* Begin ENTRIES SHOWN *

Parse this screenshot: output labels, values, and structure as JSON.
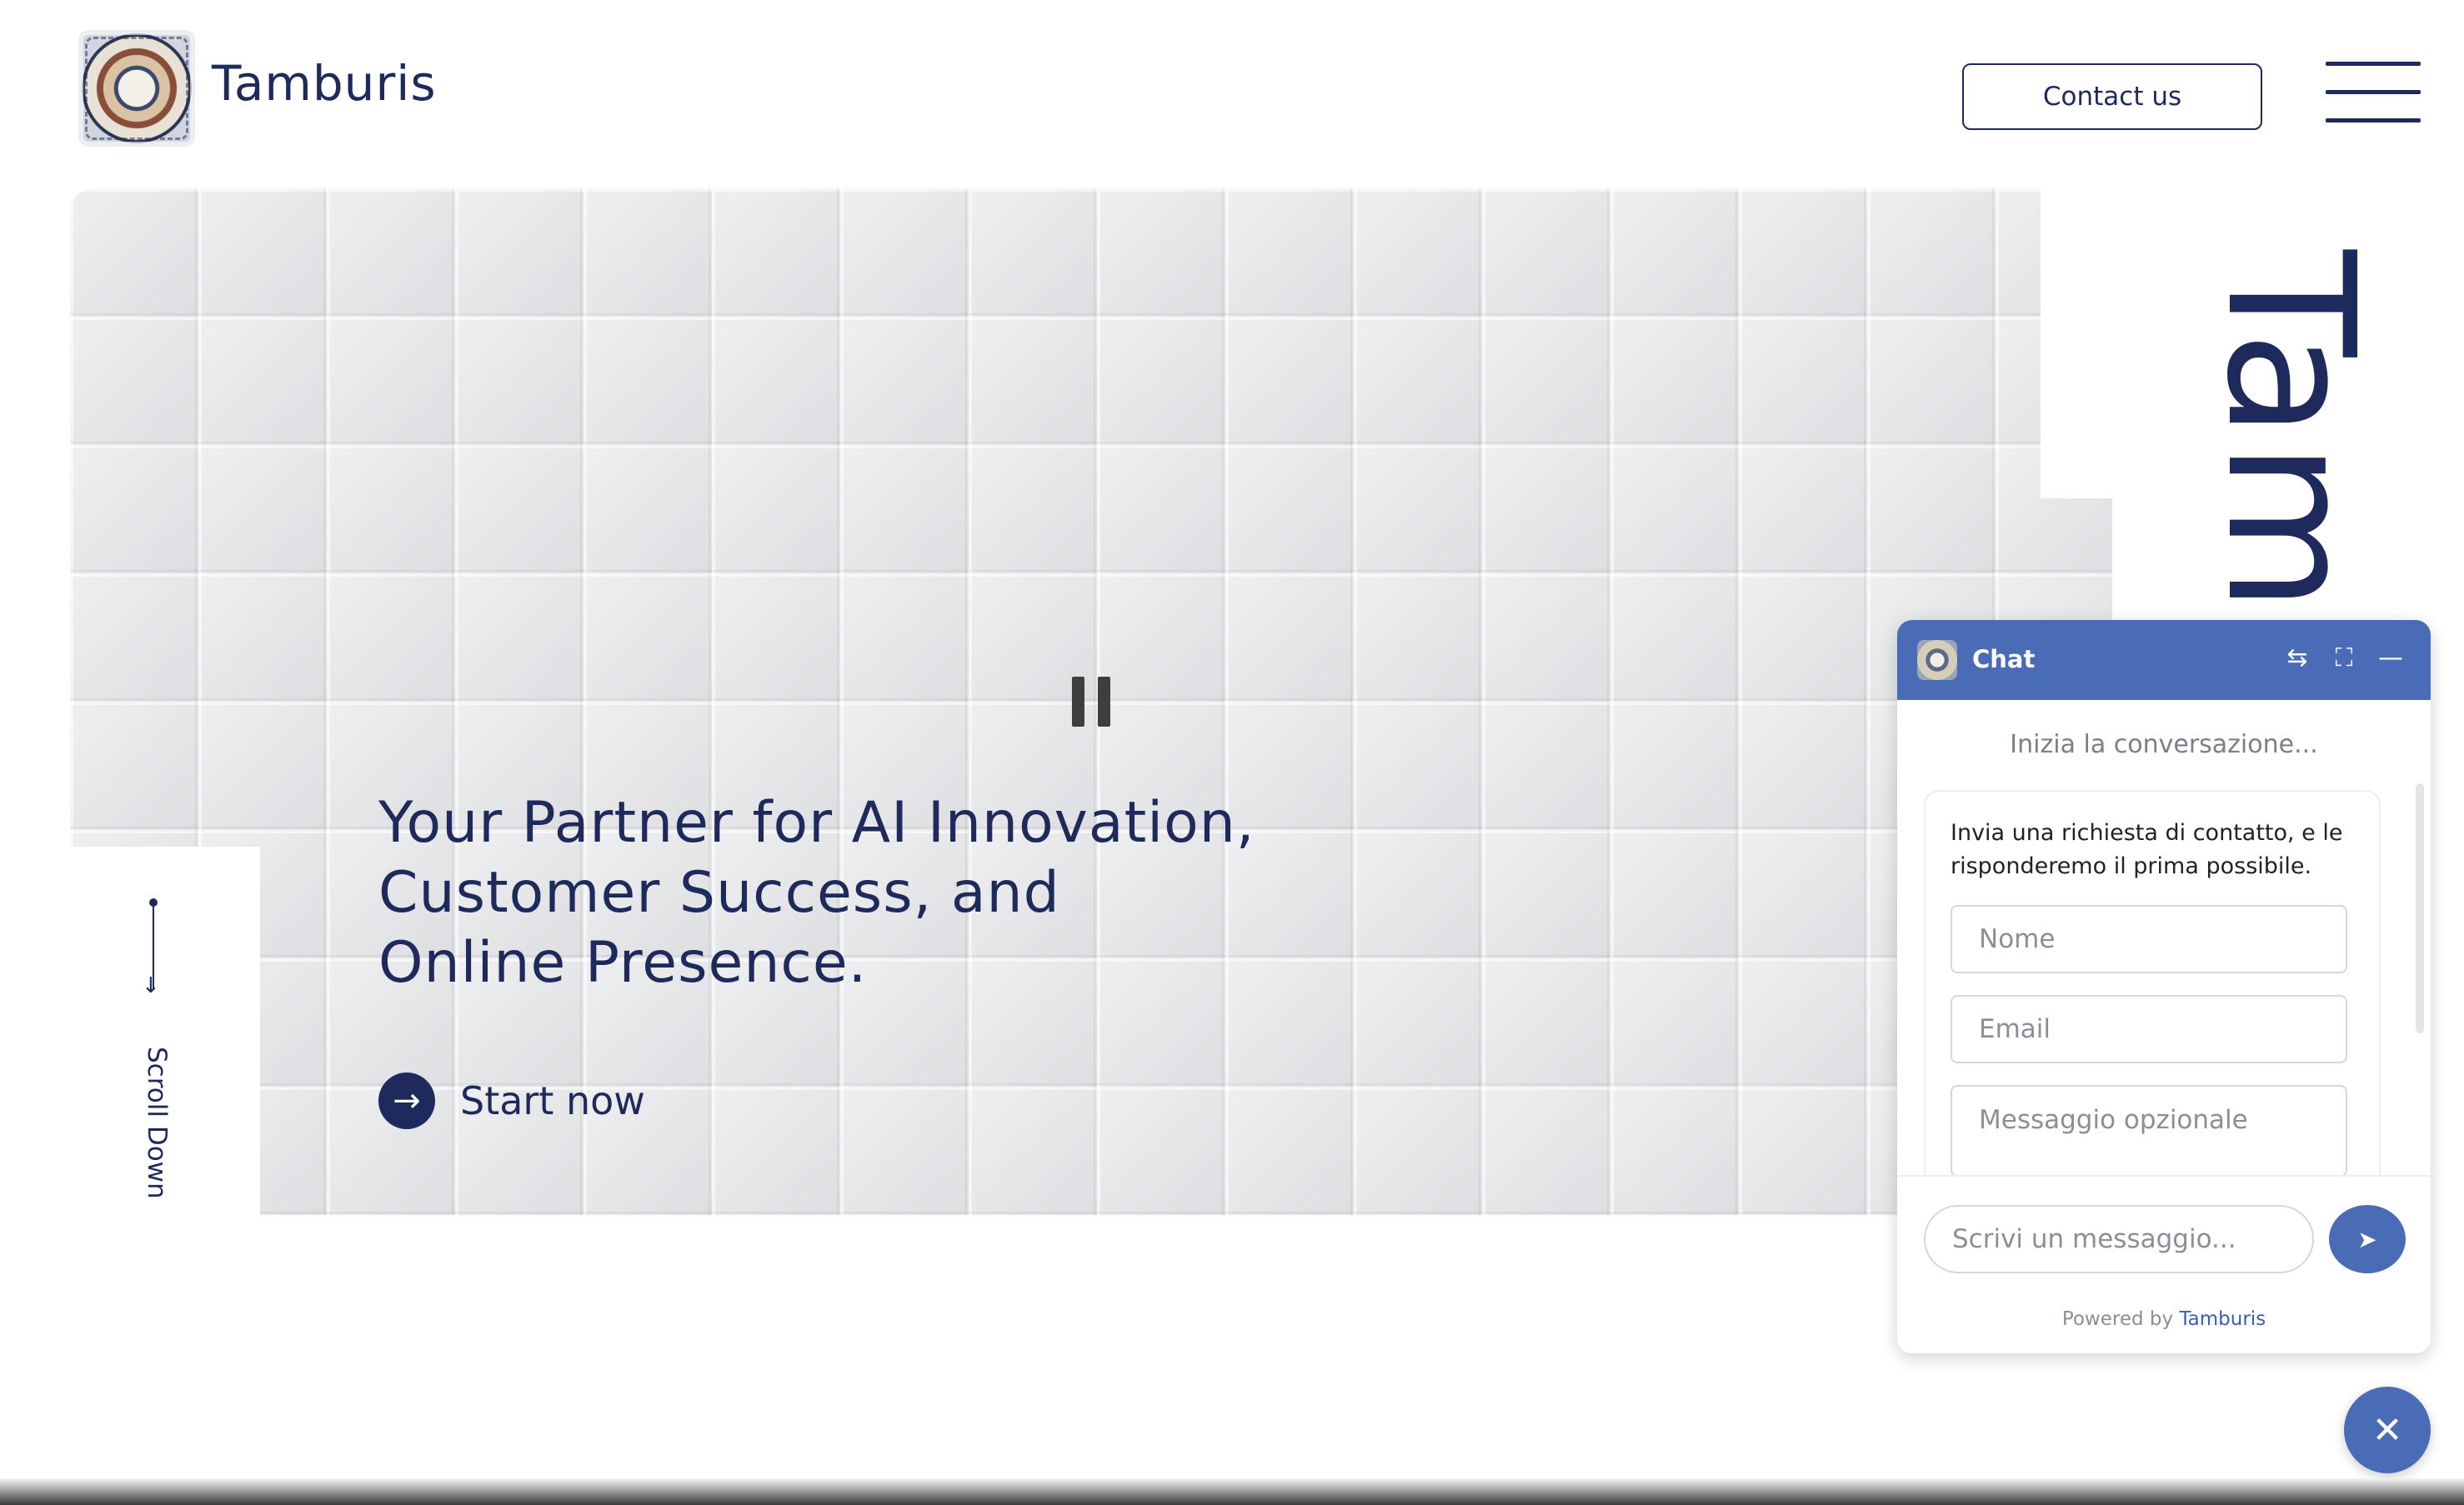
{
  "header": {
    "brand": "Tamburis",
    "contact_label": "Contact us"
  },
  "hero": {
    "headline_lines": [
      "Your Partner for AI Innovation,",
      "Customer Success, and",
      "Online Presence."
    ],
    "cta_label": "Start now",
    "scroll_label": "Scroll Down",
    "vertical_brand": "Tamburis"
  },
  "chat": {
    "title": "Chat",
    "start_text": "Inizia la conversazione...",
    "card_text": "Invia una richiesta di contatto, e le risponderemo il prima possibile.",
    "name_placeholder": "Nome",
    "email_placeholder": "Email",
    "message_placeholder": "Messaggio opzionale",
    "input_placeholder": "Scrivi un messaggio...",
    "powered_by": "Powered by",
    "powered_brand": "Tamburis"
  },
  "colors": {
    "navy": "#1f2a5c",
    "chat_blue": "#4a6cb6"
  },
  "icons": [
    "logo",
    "hamburger-menu-icon",
    "pause-icon",
    "arrow-right-icon",
    "scroll-arrow-icon",
    "sidebar-toggle-icon",
    "expand-icon",
    "minimize-icon",
    "send-icon",
    "close-icon"
  ]
}
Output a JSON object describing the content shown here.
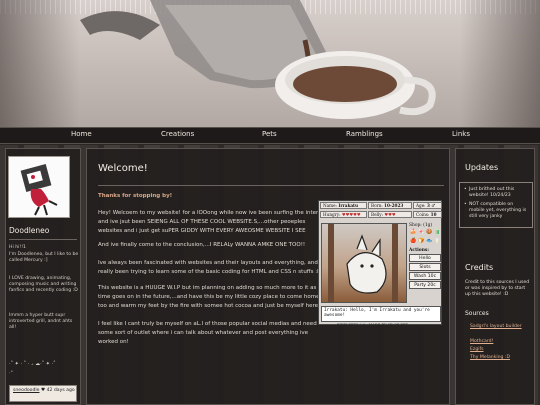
{
  "nav": {
    "items": [
      "Home",
      "Creations",
      "Pets",
      "Ramblings",
      "Links"
    ]
  },
  "sidebar": {
    "name": "Doodleneo",
    "bio": [
      "Hi hi!!1",
      "I'm Doodleneo, but I like to be called Mercury :]",
      "I LOVE drawing, animating, composing music and writing fanfics and recently coding :D",
      "Immm a hyper butt supr introverted grill, andnt ahts all!"
    ],
    "sparkle_text": "·˚ ✦ · ˚ · ₊ ☁·˚ ✦ ·˚",
    "sparkle_text2": "‧˚ ",
    "card": {
      "user": "sneodoodle",
      "heart": "♥",
      "time": "42 days ago"
    }
  },
  "main": {
    "title": "Welcome!",
    "thanks": "Thanks for stopping by!",
    "paragraphs": [
      "Hey! Welcoem to my website! for a lOOong while now ive been surfing the internet and ive jsut been SEIENG ALL OF THESE COOL WEBSITE.S,...other peoeples websites and i just get suPER GIDDY WITH EVERY AWEOSME WEBSITE I SEE",
      "And ive finally come to the conclusion,...I RELALy WANNA AMKE ONE TOO!!",
      "Ive always been fascinated with websites and their layouts and everything, and i really been trying to learn some of the basic coding for HTML and CSS n stuffs :D",
      "This website is a HUUGE W.I.P but im planning on adding so much more to it as time goes on in the future,...and have this be my little cozy place to come home too and warm my feet by the fire with somee hot cocoa and just be myself here :]",
      "I feel like I cant truly be myself on aL.l of those popular social medias and need some sort of outlet where i can talk about whatever and post everything ive worked on!"
    ]
  },
  "pet": {
    "name_label": "Name: ",
    "name": "Irrakatu",
    "born_label": "Born: ",
    "born": "10-2023",
    "age_label": "Age: ",
    "age": "3",
    "gender": "♂",
    "hungry_label": "Hungry: ",
    "hungry": "♥♥♥♥♥",
    "belly_label": "Belly: ",
    "belly": "♥♥♥",
    "coins_label": "Coins: ",
    "coins": "10",
    "shop_label": "Shop: (1g)",
    "actions_label": "Actions:",
    "buttons": [
      "Hello",
      "Slots",
      "Wash 10c",
      "Party 20c"
    ],
    "speech": "Irrakatu: Hello, I'm Irrakatu and you're awesome!",
    "credit": "PIXELPETS 2.0 · MADE BY SB OF PET"
  },
  "right": {
    "updates_title": "Updates",
    "updates": [
      "Just brithed out this website! 10/24/23",
      "NOT compatible on mobile yet, everything is still very janky"
    ],
    "credits_title": "Credits",
    "credits_text": "Credit to this sources I used or was inspired by to start up this website! :D",
    "sources_title": "Sources",
    "sources": [
      "Sadgrl's layout builder",
      "Mothcard!",
      "Ezgifs",
      "Thy Melanking :D"
    ]
  },
  "colors": {
    "accent": "#d9a88a",
    "link": "#e2b090",
    "panel": "#221e1d"
  }
}
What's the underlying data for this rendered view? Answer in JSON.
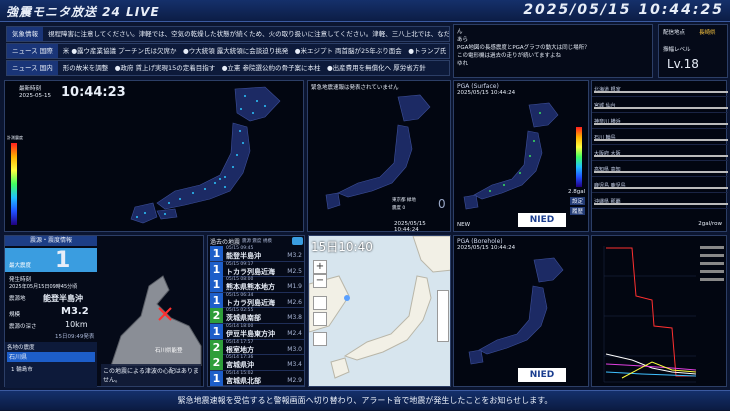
{
  "header": {
    "title": "強震モニタ放送 24 LIVE",
    "datetime": "2025/05/15 10:44:25"
  },
  "ticker1": {
    "label": "気象情報",
    "text": "視程障害に注意してください。津軽では、空気の乾燥した状態が続くため、火の取り扱いに注意してください。津軽、三八上北では、なだれに注意して"
  },
  "ticker2": {
    "label": "ニュース 国際",
    "text": "米 ●露ウ産業協議 プーチン氏は欠席か　●ウ大統領 露大統領に会談迫り挑発　●米エジプト 両首脳が25年ぶり面会　●トランプ氏"
  },
  "ticker3": {
    "label": "ニュース 国内",
    "text": "形の故米を調整　●政府 賃上げ実現15の定着目指す　●立憲 参院選公約の骨子案に本柱　●出産費用を無償化へ 厚労省方針"
  },
  "chat": {
    "lines": [
      "ん",
      "あら",
      "PGA地図の長感震度とPGAグラフの動大は同じ場所？",
      "この電形機は過去の走りが続いてますよね",
      "ゆれ"
    ]
  },
  "info": {
    "location_label": "配信地点",
    "location_value": "長崎県",
    "level_label": "振幅レベル",
    "level_value": "Lv.18"
  },
  "monitor": {
    "title": "最新時刻",
    "time_label": "2025-05-15",
    "time_value": "10:44:23",
    "scale_label": "計測震度"
  },
  "eew": {
    "title": "緊急地震速報は発表されていません",
    "footer": "2025/05/15 10:44:24",
    "legend1": "東京都 緑地",
    "legend2": "震度 0",
    "value": "0"
  },
  "pga_surface": {
    "title": "PGA (Surface)",
    "time": "2025/05/15 10:44:24",
    "logo": "NIED",
    "unit": "2.8gal",
    "label_new": "NEW",
    "button1": "設定",
    "button2": "履歴"
  },
  "pga_borehole": {
    "title": "PGA (Borehole)",
    "time": "2025/05/15 10:44:24",
    "logo": "NIED"
  },
  "waveforms": {
    "stations": [
      "北海道 根室",
      "宮城 仙台",
      "神奈川 横浜",
      "石川 輪島",
      "大阪府 大阪",
      "高知県 高知",
      "鹿児島 鹿児島",
      "沖縄県 那覇"
    ],
    "unit": "2gal/row"
  },
  "quake": {
    "title": "震源・震度情報",
    "max_label": "最大震度",
    "max_value": "1",
    "time_label": "発生時刻",
    "time_value": "2025年05月15日09時45分頃",
    "epicenter_label": "震源地",
    "epicenter_value": "能登半島沖",
    "mag_label": "規模",
    "mag_value": "M3.2",
    "depth_label": "震源の深さ",
    "depth_value": "10km",
    "updated": "15日09:49発表",
    "pref_title": "各地の震度",
    "pref1": "石川県",
    "pref2": "1 輪島市",
    "tsunami": "この地震による津波の心配はありません。",
    "map_label": "石川県能登"
  },
  "history": {
    "title": "過去の地震",
    "subtitle": "震源 震度 規模",
    "items": [
      {
        "num": "1",
        "date": "05/15 09:45",
        "name": "能登半島沖",
        "mag": "M3.2",
        "c": "b"
      },
      {
        "num": "1",
        "date": "05/15 09:17",
        "name": "トカラ列島近海",
        "mag": "M2.5",
        "c": "b"
      },
      {
        "num": "1",
        "date": "05/15 08:00",
        "name": "熊本県熊本地方",
        "mag": "M1.9",
        "c": "b"
      },
      {
        "num": "1",
        "date": "05/15 06:34",
        "name": "トカラ列島近海",
        "mag": "M2.6",
        "c": "b"
      },
      {
        "num": "2",
        "date": "05/15 02:55",
        "name": "茨城県南部",
        "mag": "M3.8",
        "c": "g"
      },
      {
        "num": "1",
        "date": "05/14 18:00",
        "name": "伊豆半島東方沖",
        "mag": "M2.4",
        "c": "b"
      },
      {
        "num": "2",
        "date": "05/14 17:57",
        "name": "根室地方",
        "mag": "M3.0",
        "c": "g"
      },
      {
        "num": "2",
        "date": "05/14 17:36",
        "name": "宮城県沖",
        "mag": "M3.4",
        "c": "g"
      },
      {
        "num": "1",
        "date": "05/14 15:02",
        "name": "宮城県北部",
        "mag": "M2.9",
        "c": "b"
      }
    ]
  },
  "radar": {
    "time": "15日10:40",
    "zoom_in": "+",
    "zoom_out": "−"
  },
  "footer": {
    "text": "緊急地震速報を受信すると警報画面へ切り替わり、アラート音で地震が発生したことをお知らせします。"
  },
  "colors": {
    "accent": "#1d5ec9",
    "green": "#2e9e3a",
    "bg": "#0b1530"
  }
}
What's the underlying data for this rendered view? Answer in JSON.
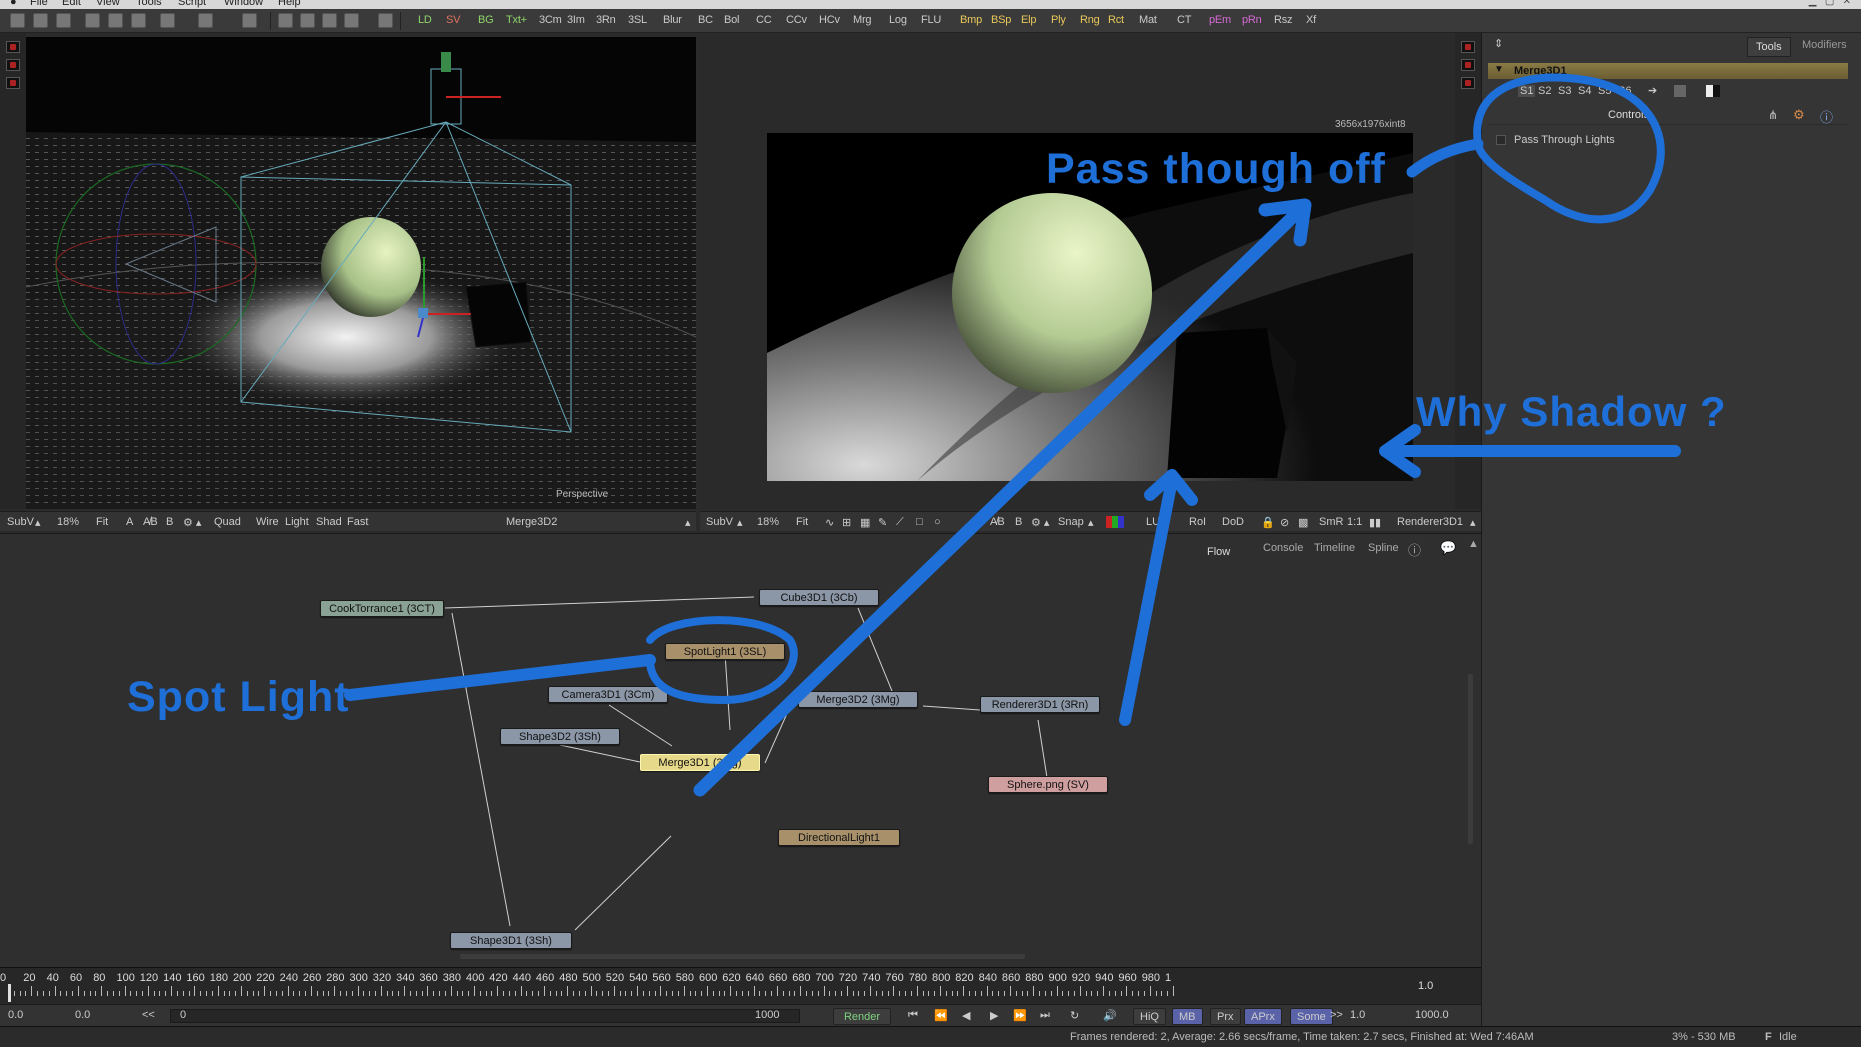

* End ENTRIES SHOWN *

[GOAL] Count the lines of the data that include the string "JSON", and give only that number.

[ANSWER TO THE PROBLEM] 4